> Aim of the task:
Locate and copy all lines bearing the word "text".

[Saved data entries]
******

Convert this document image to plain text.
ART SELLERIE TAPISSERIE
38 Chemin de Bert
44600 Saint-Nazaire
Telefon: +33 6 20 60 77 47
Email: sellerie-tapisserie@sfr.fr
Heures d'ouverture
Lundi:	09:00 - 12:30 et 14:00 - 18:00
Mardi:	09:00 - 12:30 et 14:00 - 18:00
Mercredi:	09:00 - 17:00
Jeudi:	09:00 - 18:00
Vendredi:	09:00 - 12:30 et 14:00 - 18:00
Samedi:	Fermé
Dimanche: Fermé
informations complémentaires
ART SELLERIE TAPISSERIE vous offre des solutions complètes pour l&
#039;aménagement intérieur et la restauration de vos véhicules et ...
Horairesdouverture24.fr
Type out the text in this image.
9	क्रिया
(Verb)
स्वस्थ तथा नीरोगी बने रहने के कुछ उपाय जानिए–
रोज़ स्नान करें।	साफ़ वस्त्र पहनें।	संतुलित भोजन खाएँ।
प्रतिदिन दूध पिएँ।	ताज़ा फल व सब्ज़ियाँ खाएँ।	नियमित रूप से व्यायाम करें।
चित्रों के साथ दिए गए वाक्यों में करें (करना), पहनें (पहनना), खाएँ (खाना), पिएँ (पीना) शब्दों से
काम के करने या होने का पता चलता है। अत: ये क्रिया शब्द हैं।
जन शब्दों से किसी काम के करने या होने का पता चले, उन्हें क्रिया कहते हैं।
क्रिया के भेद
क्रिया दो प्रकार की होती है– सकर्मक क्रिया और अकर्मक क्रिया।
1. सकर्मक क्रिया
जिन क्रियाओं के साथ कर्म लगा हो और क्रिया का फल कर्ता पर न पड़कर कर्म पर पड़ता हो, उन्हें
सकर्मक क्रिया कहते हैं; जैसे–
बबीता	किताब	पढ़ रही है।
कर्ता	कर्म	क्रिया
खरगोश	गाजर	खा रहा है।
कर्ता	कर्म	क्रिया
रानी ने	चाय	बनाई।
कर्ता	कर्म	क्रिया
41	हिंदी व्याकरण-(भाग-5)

******

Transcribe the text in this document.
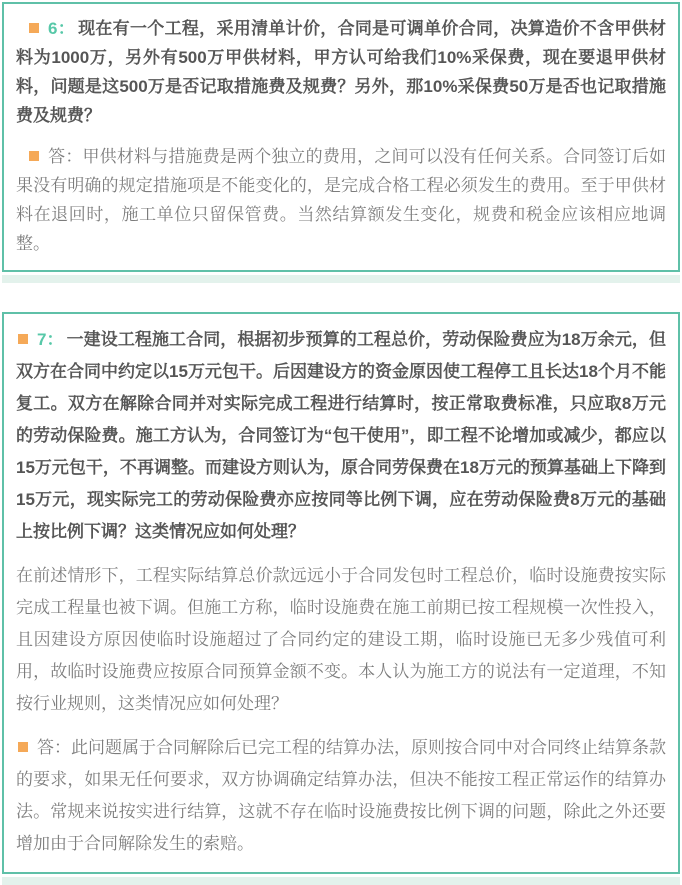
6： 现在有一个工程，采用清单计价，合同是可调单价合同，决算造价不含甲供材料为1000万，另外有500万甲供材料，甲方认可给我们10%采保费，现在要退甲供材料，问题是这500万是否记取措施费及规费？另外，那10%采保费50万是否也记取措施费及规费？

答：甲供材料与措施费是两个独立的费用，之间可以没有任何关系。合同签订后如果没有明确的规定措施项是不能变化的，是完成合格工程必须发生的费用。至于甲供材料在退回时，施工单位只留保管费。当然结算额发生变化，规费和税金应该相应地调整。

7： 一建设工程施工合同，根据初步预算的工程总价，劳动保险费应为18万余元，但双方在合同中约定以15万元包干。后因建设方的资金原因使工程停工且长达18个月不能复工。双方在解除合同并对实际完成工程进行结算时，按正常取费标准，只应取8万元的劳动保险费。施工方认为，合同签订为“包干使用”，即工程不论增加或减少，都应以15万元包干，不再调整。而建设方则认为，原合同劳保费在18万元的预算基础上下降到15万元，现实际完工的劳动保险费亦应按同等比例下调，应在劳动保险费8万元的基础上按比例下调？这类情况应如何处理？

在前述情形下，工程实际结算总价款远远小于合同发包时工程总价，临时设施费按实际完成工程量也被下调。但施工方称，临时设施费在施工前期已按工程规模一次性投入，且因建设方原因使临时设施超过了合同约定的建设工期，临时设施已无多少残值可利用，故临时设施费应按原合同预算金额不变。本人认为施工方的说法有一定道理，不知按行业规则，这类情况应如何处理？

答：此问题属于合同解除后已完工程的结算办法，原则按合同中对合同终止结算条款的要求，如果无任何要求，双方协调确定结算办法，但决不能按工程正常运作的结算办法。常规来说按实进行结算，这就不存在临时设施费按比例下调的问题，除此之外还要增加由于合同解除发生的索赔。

******

> Result for this task:
Convert this document image to plain text.
Type out the text in this image.
Transcribe the text in this document.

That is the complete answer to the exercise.